*Stated goal*. Set the following entries down again exactly, line by line.

* Start Materials provided *

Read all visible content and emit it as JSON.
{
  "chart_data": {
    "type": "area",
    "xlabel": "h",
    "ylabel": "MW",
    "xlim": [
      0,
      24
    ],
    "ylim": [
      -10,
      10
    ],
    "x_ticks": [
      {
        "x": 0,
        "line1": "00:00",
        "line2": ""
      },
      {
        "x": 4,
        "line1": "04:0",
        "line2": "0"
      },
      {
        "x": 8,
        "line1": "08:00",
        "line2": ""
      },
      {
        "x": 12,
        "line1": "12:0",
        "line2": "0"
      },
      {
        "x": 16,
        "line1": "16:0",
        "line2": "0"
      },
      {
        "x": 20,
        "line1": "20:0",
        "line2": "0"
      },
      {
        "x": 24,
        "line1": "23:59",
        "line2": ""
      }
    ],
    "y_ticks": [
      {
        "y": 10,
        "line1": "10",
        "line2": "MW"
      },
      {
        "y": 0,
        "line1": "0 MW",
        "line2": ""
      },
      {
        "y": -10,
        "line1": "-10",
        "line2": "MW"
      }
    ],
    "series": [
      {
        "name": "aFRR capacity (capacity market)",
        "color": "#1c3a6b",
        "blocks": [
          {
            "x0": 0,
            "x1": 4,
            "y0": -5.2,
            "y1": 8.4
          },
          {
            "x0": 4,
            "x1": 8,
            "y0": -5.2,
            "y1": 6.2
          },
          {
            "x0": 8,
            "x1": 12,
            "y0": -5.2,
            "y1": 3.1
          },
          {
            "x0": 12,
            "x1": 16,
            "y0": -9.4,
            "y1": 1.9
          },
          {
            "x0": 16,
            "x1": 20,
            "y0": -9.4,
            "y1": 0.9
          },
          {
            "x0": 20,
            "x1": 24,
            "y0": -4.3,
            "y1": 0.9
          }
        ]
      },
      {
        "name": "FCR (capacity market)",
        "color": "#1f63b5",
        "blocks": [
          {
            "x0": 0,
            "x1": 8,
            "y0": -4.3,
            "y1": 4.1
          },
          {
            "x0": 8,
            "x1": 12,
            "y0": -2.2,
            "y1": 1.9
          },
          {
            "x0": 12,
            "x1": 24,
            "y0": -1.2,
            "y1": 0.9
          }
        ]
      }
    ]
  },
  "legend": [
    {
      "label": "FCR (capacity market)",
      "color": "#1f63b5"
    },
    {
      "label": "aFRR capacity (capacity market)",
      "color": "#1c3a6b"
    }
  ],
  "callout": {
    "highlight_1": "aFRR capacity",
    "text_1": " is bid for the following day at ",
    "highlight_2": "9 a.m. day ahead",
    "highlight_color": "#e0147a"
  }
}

* End Materials provided *

*Worked answer*.
Read all visible content and emit it as JSON.
{
  "chart_data": {
    "type": "area",
    "xlabel": "h",
    "ylabel": "MW",
    "xlim": [
      0,
      24
    ],
    "ylim": [
      -10,
      10
    ],
    "x_ticks": [
      {
        "x": 0,
        "line1": "00:00",
        "line2": ""
      },
      {
        "x": 4,
        "line1": "04:0",
        "line2": "0"
      },
      {
        "x": 8,
        "line1": "08:00",
        "line2": ""
      },
      {
        "x": 12,
        "line1": "12:0",
        "line2": "0"
      },
      {
        "x": 16,
        "line1": "16:0",
        "line2": "0"
      },
      {
        "x": 20,
        "line1": "20:0",
        "line2": "0"
      },
      {
        "x": 24,
        "line1": "23:59",
        "line2": ""
      }
    ],
    "y_ticks": [
      {
        "y": 10,
        "line1": "10",
        "line2": "MW"
      },
      {
        "y": 0,
        "line1": "0 MW",
        "line2": ""
      },
      {
        "y": -10,
        "line1": "-10",
        "line2": "MW"
      }
    ],
    "series": [
      {
        "name": "aFRR capacity (capacity market)",
        "color": "#1c3a6b",
        "blocks": [
          {
            "x0": 0,
            "x1": 4,
            "y0": -5.2,
            "y1": 8.4
          },
          {
            "x0": 4,
            "x1": 8,
            "y0": -5.2,
            "y1": 6.2
          },
          {
            "x0": 8,
            "x1": 12,
            "y0": -5.2,
            "y1": 3.1
          },
          {
            "x0": 12,
            "x1": 16,
            "y0": -9.4,
            "y1": 1.9
          },
          {
            "x0": 16,
            "x1": 20,
            "y0": -9.4,
            "y1": 0.9
          },
          {
            "x0": 20,
            "x1": 24,
            "y0": -4.3,
            "y1": 0.9
          }
        ]
      },
      {
        "name": "FCR (capacity market)",
        "color": "#1f63b5",
        "blocks": [
          {
            "x0": 0,
            "x1": 8,
            "y0": -4.3,
            "y1": 4.1
          },
          {
            "x0": 8,
            "x1": 12,
            "y0": -2.2,
            "y1": 1.9
          },
          {
            "x0": 12,
            "x1": 24,
            "y0": -1.2,
            "y1": 0.9
          }
        ]
      }
    ]
  },
  "legend": [
    {
      "label": "FCR (capacity market)",
      "color": "#1f63b5"
    },
    {
      "label": "aFRR capacity (capacity market)",
      "color": "#1c3a6b"
    }
  ],
  "callout": {
    "highlight_1": "aFRR capacity",
    "text_1": " is bid for the following day at ",
    "highlight_2": "9 a.m. day ahead",
    "highlight_color": "#e0147a"
  }
}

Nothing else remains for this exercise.